++++ Data for the task
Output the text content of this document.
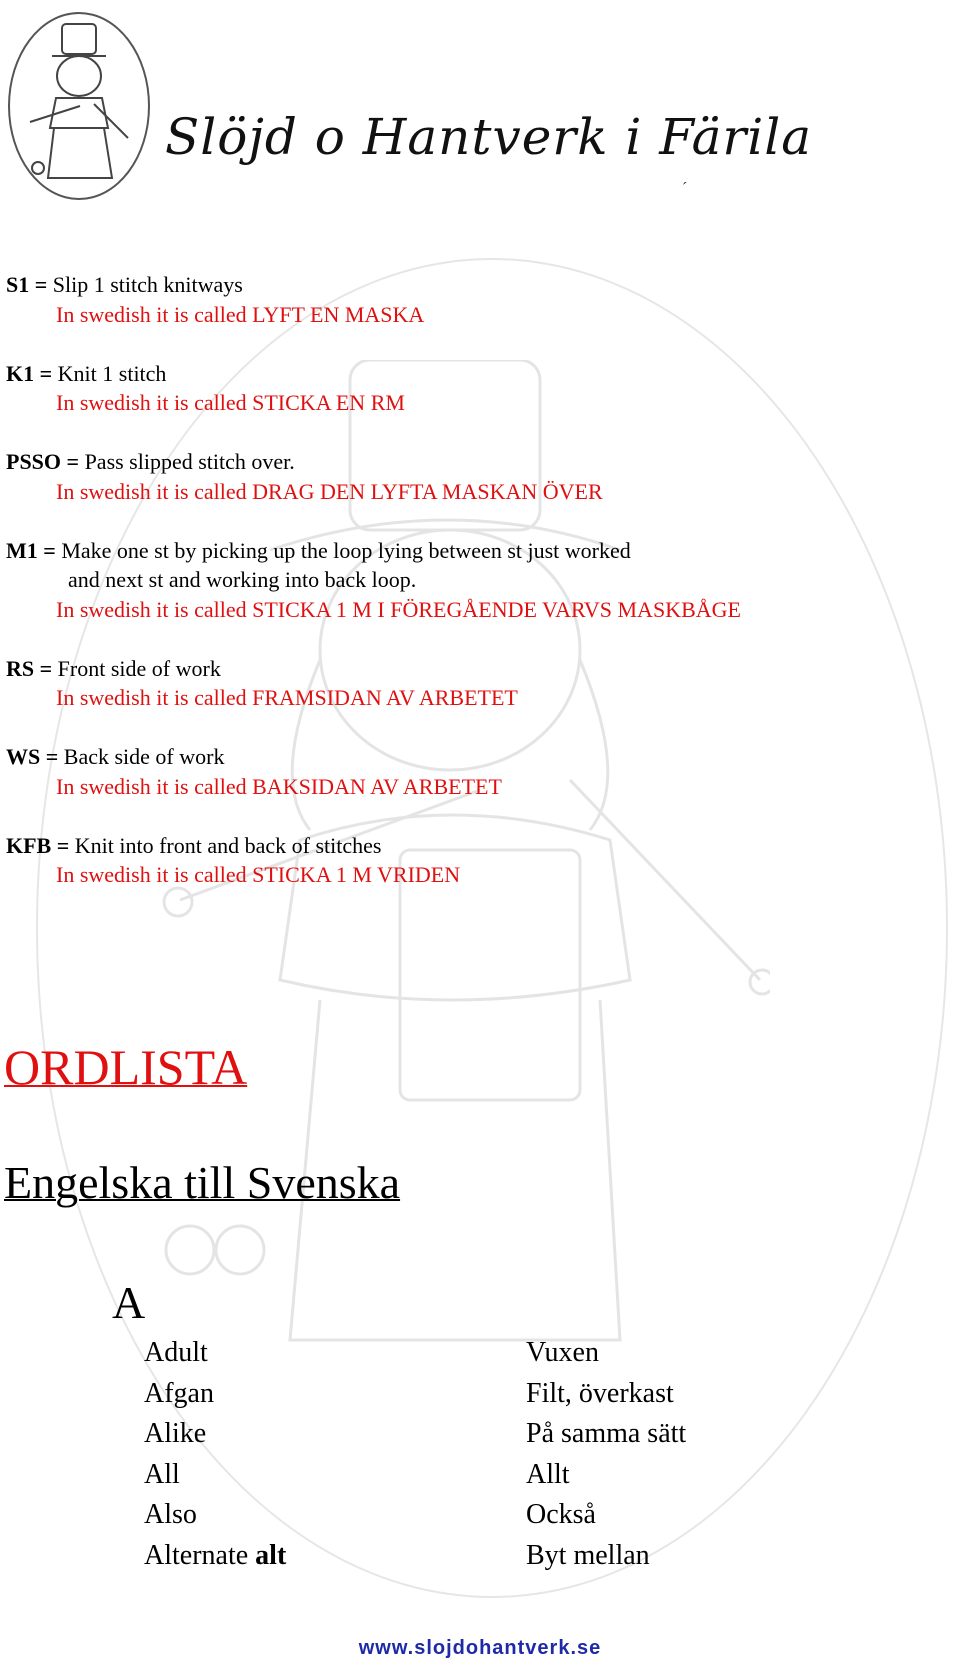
Slöjd o Hantverk i Färila
´
S1 = Slip 1 stitch knitways
In swedish it is called LYFT EN MASKA
K1 = Knit 1 stitch
In swedish it is called STICKA EN RM
PSSO = Pass slipped stitch over.
In swedish it is called DRAG DEN LYFTA MASKAN ÖVER
M1 = Make one st by picking up the loop lying between st just worked
and next st and working into back loop.
In swedish it is called STICKA 1 M I FÖREGÅENDE VARVS MASKBÅGE
RS = Front side of work
In swedish it is called FRAMSIDAN AV ARBETET
WS = Back side of work
In swedish it is called BAKSIDAN AV ARBETET
KFB = Knit into front and back of stitches
In swedish it is called STICKA 1 M VRIDEN
ORDLISTA
Engelska till Svenska
A
Adult	Vuxen
Afgan	Filt, överkast
Alike	På samma sätt
All	Allt
Also	Också
Alternate alt	Byt mellan
www.slojdohantverk.se
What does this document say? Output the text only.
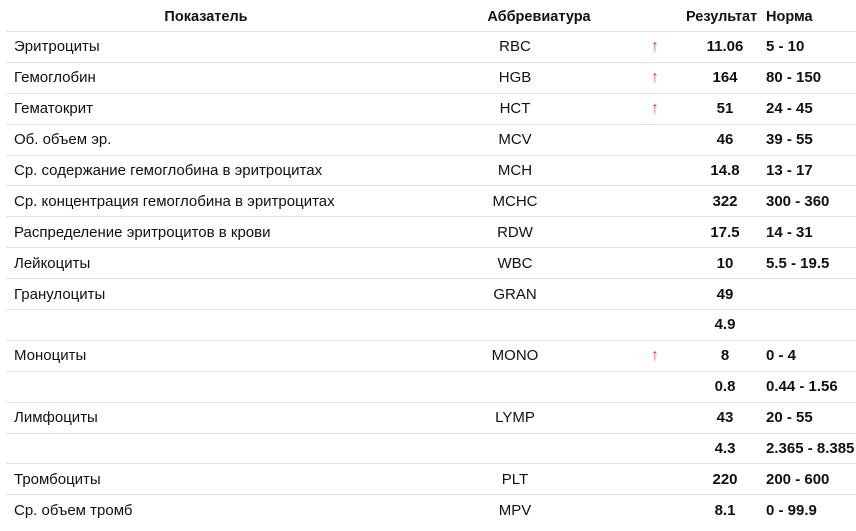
Показатель	Аббревиатура		Результат	Норма
Эритроциты	RBC	↑	11.06	5 - 10
Гемоглобин	HGB	↑	164	80 - 150
Гематокрит	HCT	↑	51	24 - 45
Об. объем эр.	MCV		46	39 - 55
Ср. содержание гемоглобина в эритроцитах	MCH		14.8	13 - 17
Ср. концентрация гемоглобина в эритроцитах	MCHC		322	300 - 360
Распределение эритроцитов в крови	RDW		17.5	14 - 31
Лейкоциты	WBC		10	5.5 - 19.5
Гранулоциты	GRAN		49	
			4.9	
Моноциты	MONO	↑	8	0 - 4
			0.8	0.44 - 1.56
Лимфоциты	LYMP		43	20 - 55
			4.3	2.365 - 8.385
Тромбоциты	PLT		220	200 - 600
Ср. объем тромб	MPV		8.1	0 - 99.9
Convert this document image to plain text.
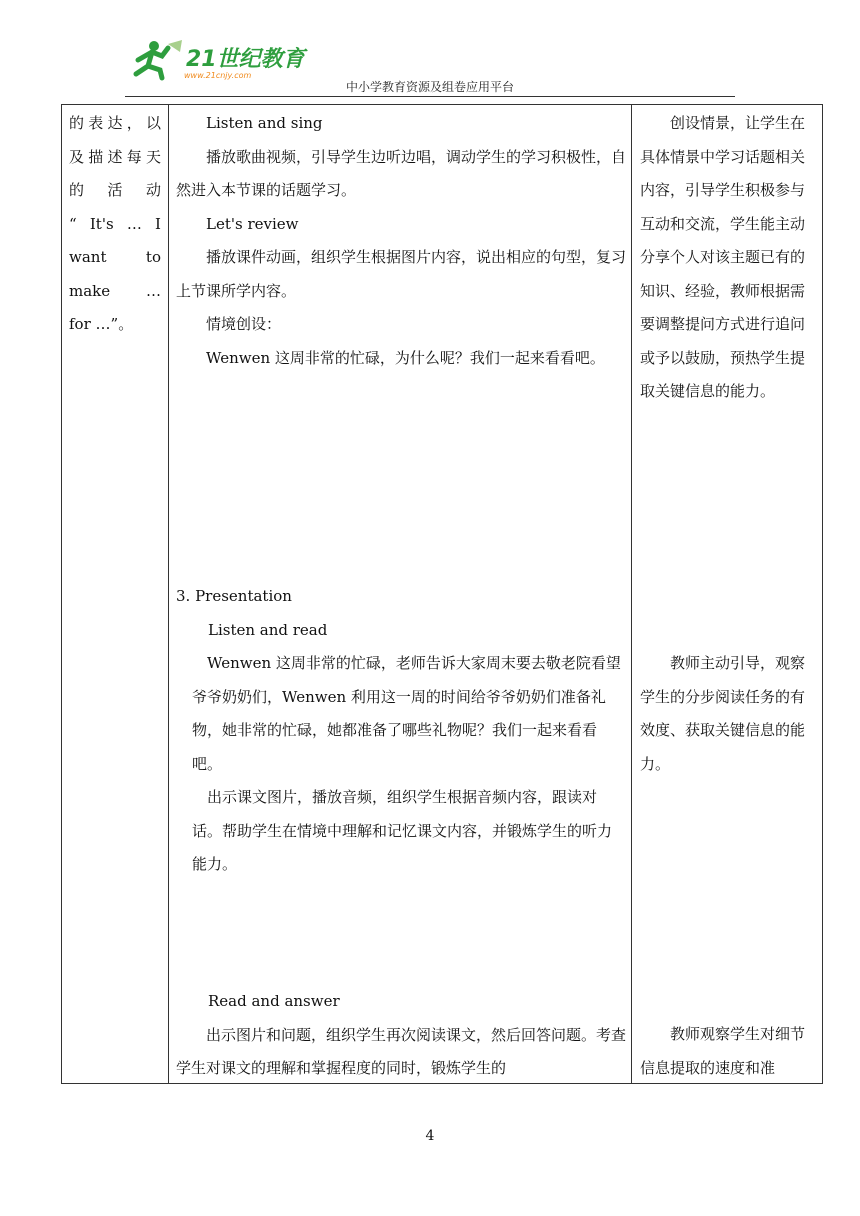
21世纪教育
www.21cnjy.com
中小学教育资源及组卷应用平台

的表达，以

及描述每天

的 活 动

“ It's … I

want to

make …

for …”。

Listen and sing

播放歌曲视频，引导学生边听边唱，调动学生的学习积极性，自然进入本节课的话题学习。

Let's review

播放课件动画，组织学生根据图片内容，说出相应的句型，复习上节课所学内容。

情境创设：

Wenwen 这周非常的忙碌，为什么呢？我们一起来看看吧。

3. Presentation

Listen and read

Wenwen 这周非常的忙碌，老师告诉大家周末要去敬老院看望爷爷奶奶们，Wenwen 利用这一周的时间给爷爷奶奶们准备礼物，她非常的忙碌，她都准备了哪些礼物呢？我们一起来看看吧。

出示课文图片，播放音频，组织学生根据音频内容，跟读对话。帮助学生在情境中理解和记忆课文内容，并锻炼学生的听力能力。

Read and answer

出示图片和问题，组织学生再次阅读课文，然后回答问题。考查学生对课文的理解和掌握程度的同时，锻炼学生的

创设情景，让学生在具体情景中学习话题相关内容，引导学生积极参与互动和交流，学生能主动分享个人对该主题已有的知识、经验，教师根据需要调整提问方式进行追问或予以鼓励，预热学生提取关键信息的能力。

教师主动引导，观察学生的分步阅读任务的有效度、获取关键信息的能力。

教师观察学生对细节信息提取的速度和准

4
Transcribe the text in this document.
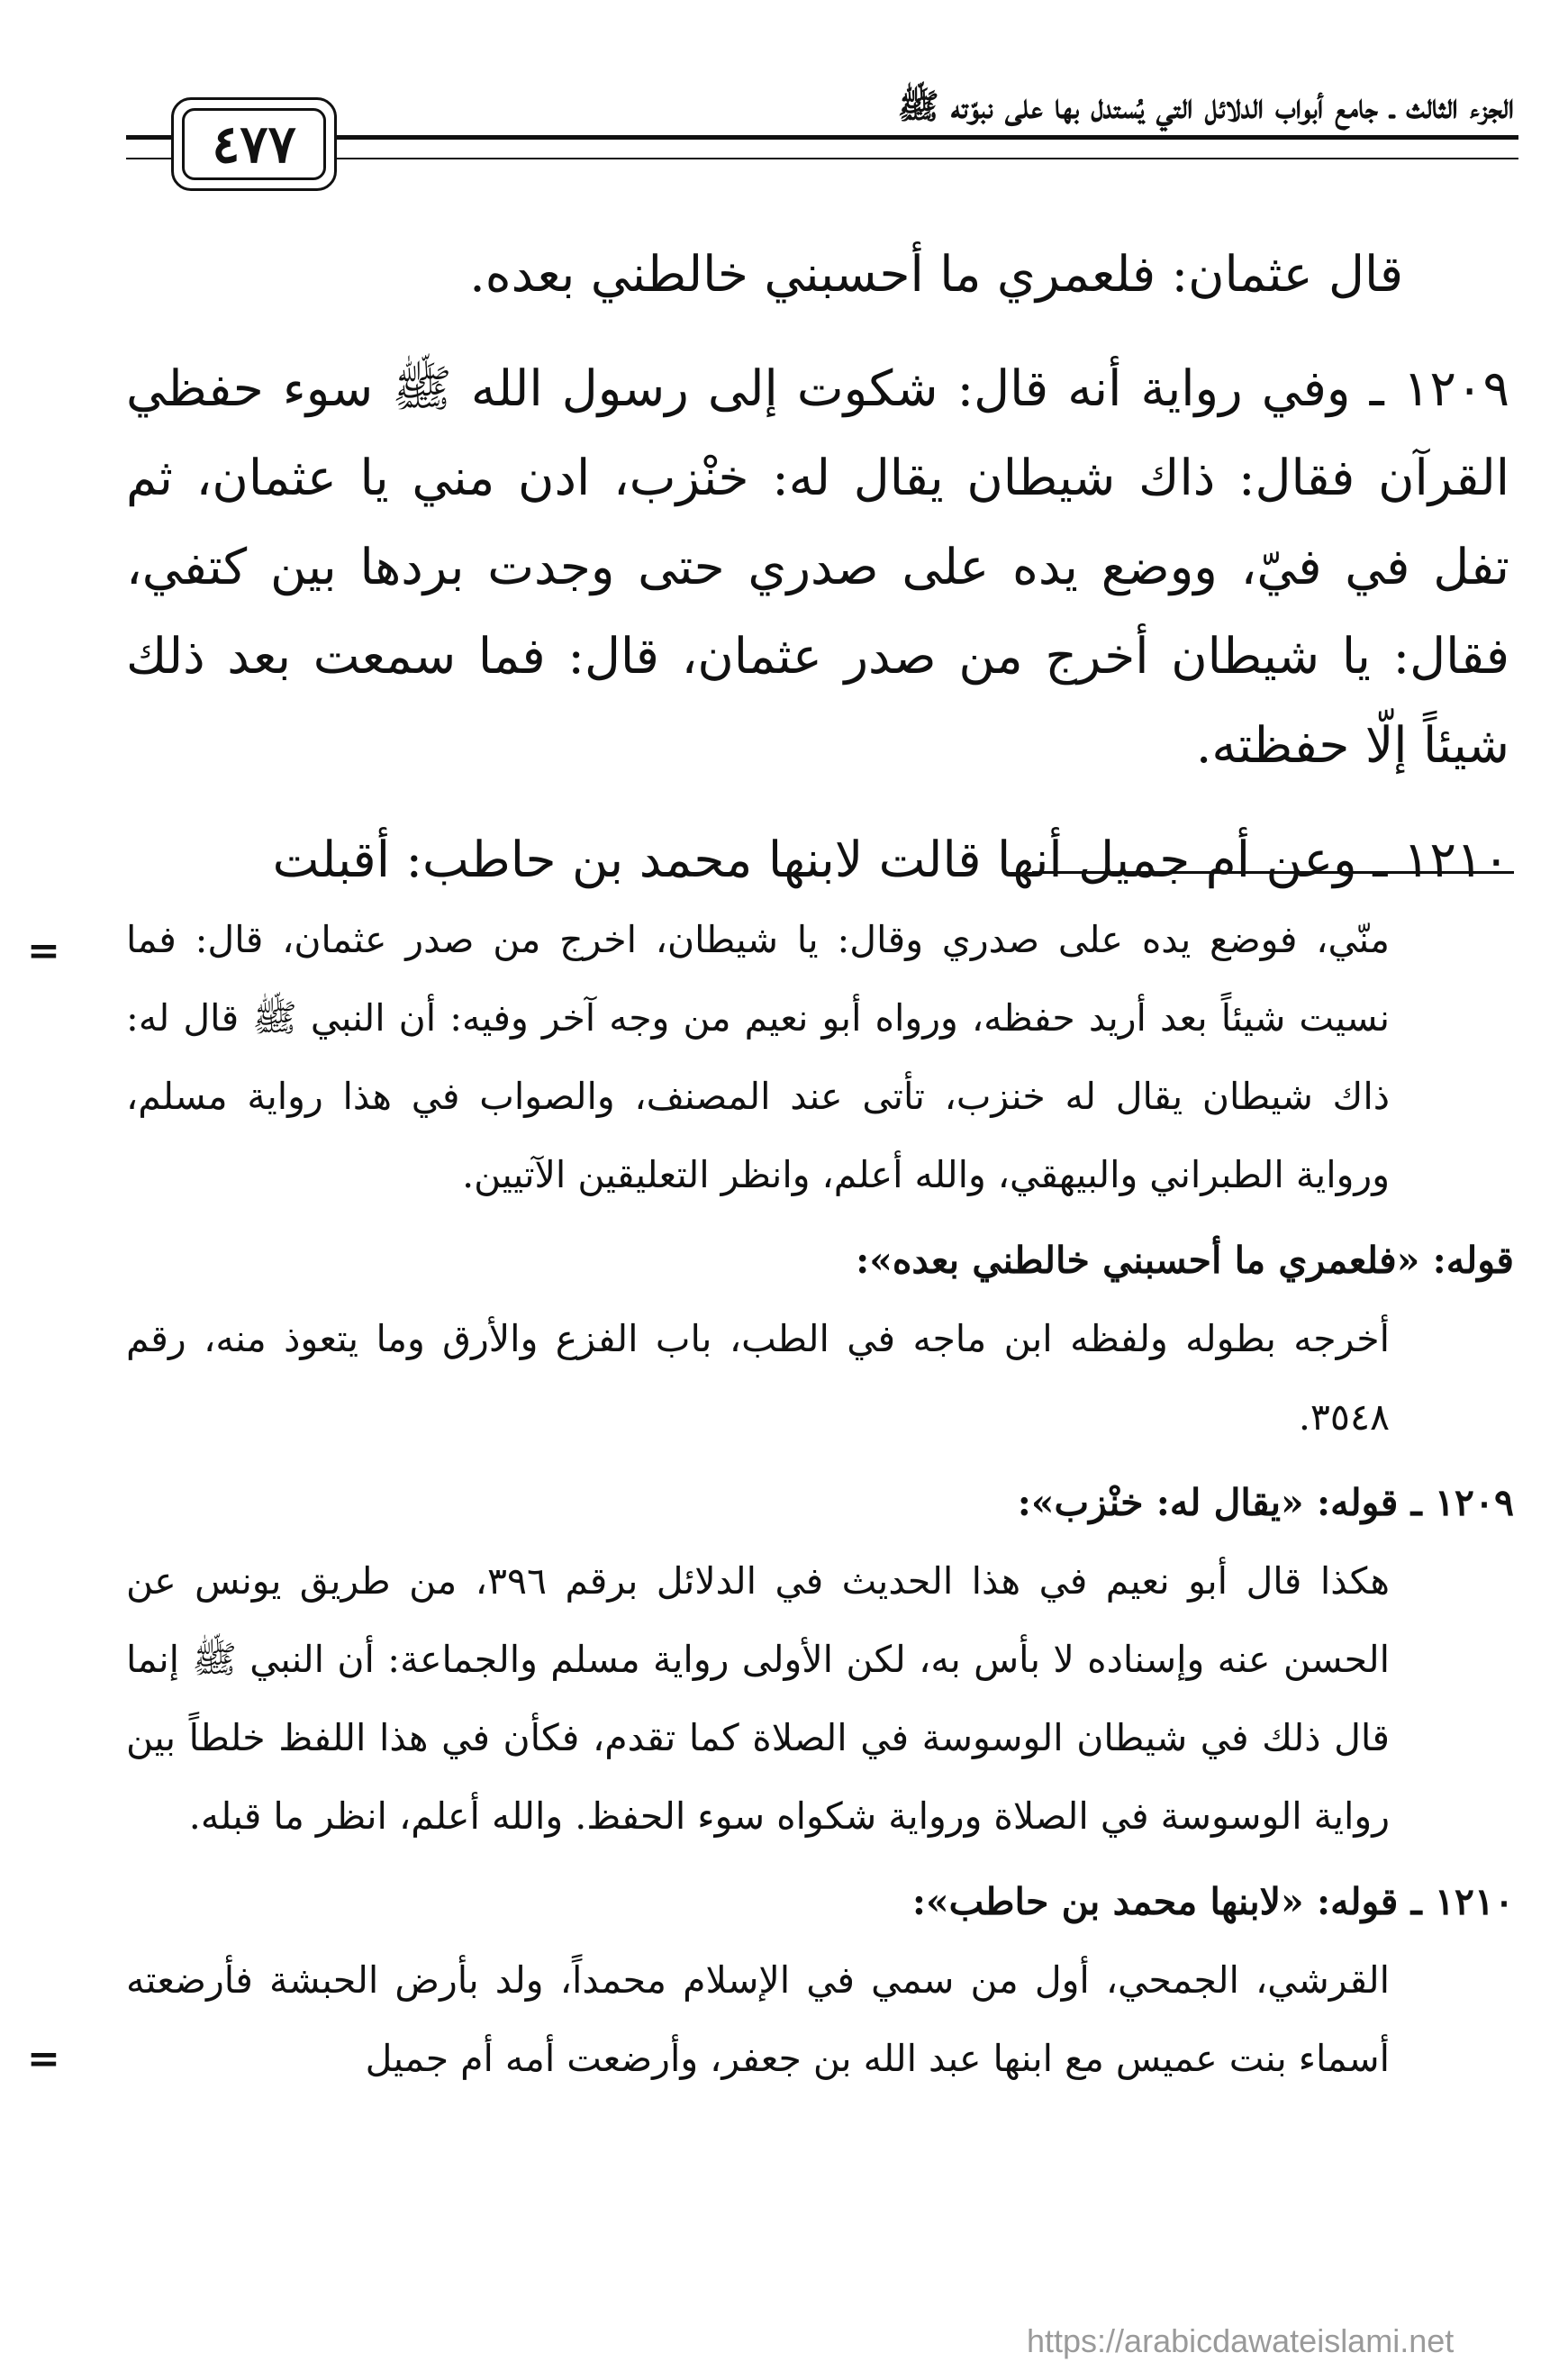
الجزء الثالث ـ جامع أبواب الدلائل التي يُستدل بها على نبوّته ﷺ
٤٧٧

قال عثمان: فلعمري ما أحسبني خالطني بعده.

١٢٠٩ ـ وفي رواية أنه قال: شكوت إلى رسول الله ﷺ سوء حفظي القرآن فقال: ذاك شيطان يقال له: خنْزب، ادن مني يا عثمان، ثم تفل في فيّ، ووضع يده على صدري حتى وجدت بردها بين كتفي، فقال: يا شيطان أخرج من صدر عثمان، قال: فما سمعت بعد ذلك شيئاً إلّا حفظته.

١٢١٠ ـ وعن أم جميل أنها قالت لابنها محمد بن حاطب: أقبلت

= منّي، فوضع يده على صدري وقال: يا شيطان، اخرج من صدر عثمان، قال: فما نسيت شيئاً بعد أريد حفظه، ورواه أبو نعيم من وجه آخر وفيه: أن النبي ﷺ قال له: ذاك شيطان يقال له خنزب، تأتى عند المصنف، والصواب في هذا رواية مسلم، ورواية الطبراني والبيهقي، والله أعلم، وانظر التعليقين الآتيين.

قوله: «فلعمري ما أحسبني خالطني بعده»:

أخرجه بطوله ولفظه ابن ماجه في الطب، باب الفزع والأرق وما يتعوذ منه، رقم ٣٥٤٨.

١٢٠٩ ـ قوله: «يقال له: خنْزب»:

هكذا قال أبو نعيم في هذا الحديث في الدلائل برقم ٣٩٦، من طريق يونس عن الحسن عنه وإسناده لا بأس به، لكن الأولى رواية مسلم والجماعة: أن النبي ﷺ إنما قال ذلك في شيطان الوسوسة في الصلاة كما تقدم، فكأن في هذا اللفظ خلطاً بين رواية الوسوسة في الصلاة ورواية شكواه سوء الحفظ. والله أعلم، انظر ما قبله.

١٢١٠ ـ قوله: «لابنها محمد بن حاطب»:

القرشي، الجمحي، أول من سمي في الإسلام محمداً، ولد بأرض الحبشة فأرضعته أسماء بنت عميس مع ابنها عبد الله بن جعفر، وأرضعت أمه أم جميل
=

https://arabicdawateislami.net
++++++++
:: Exercise description ::
Write down only how many lines in the listing contain the word "loop".

:: The response ::
2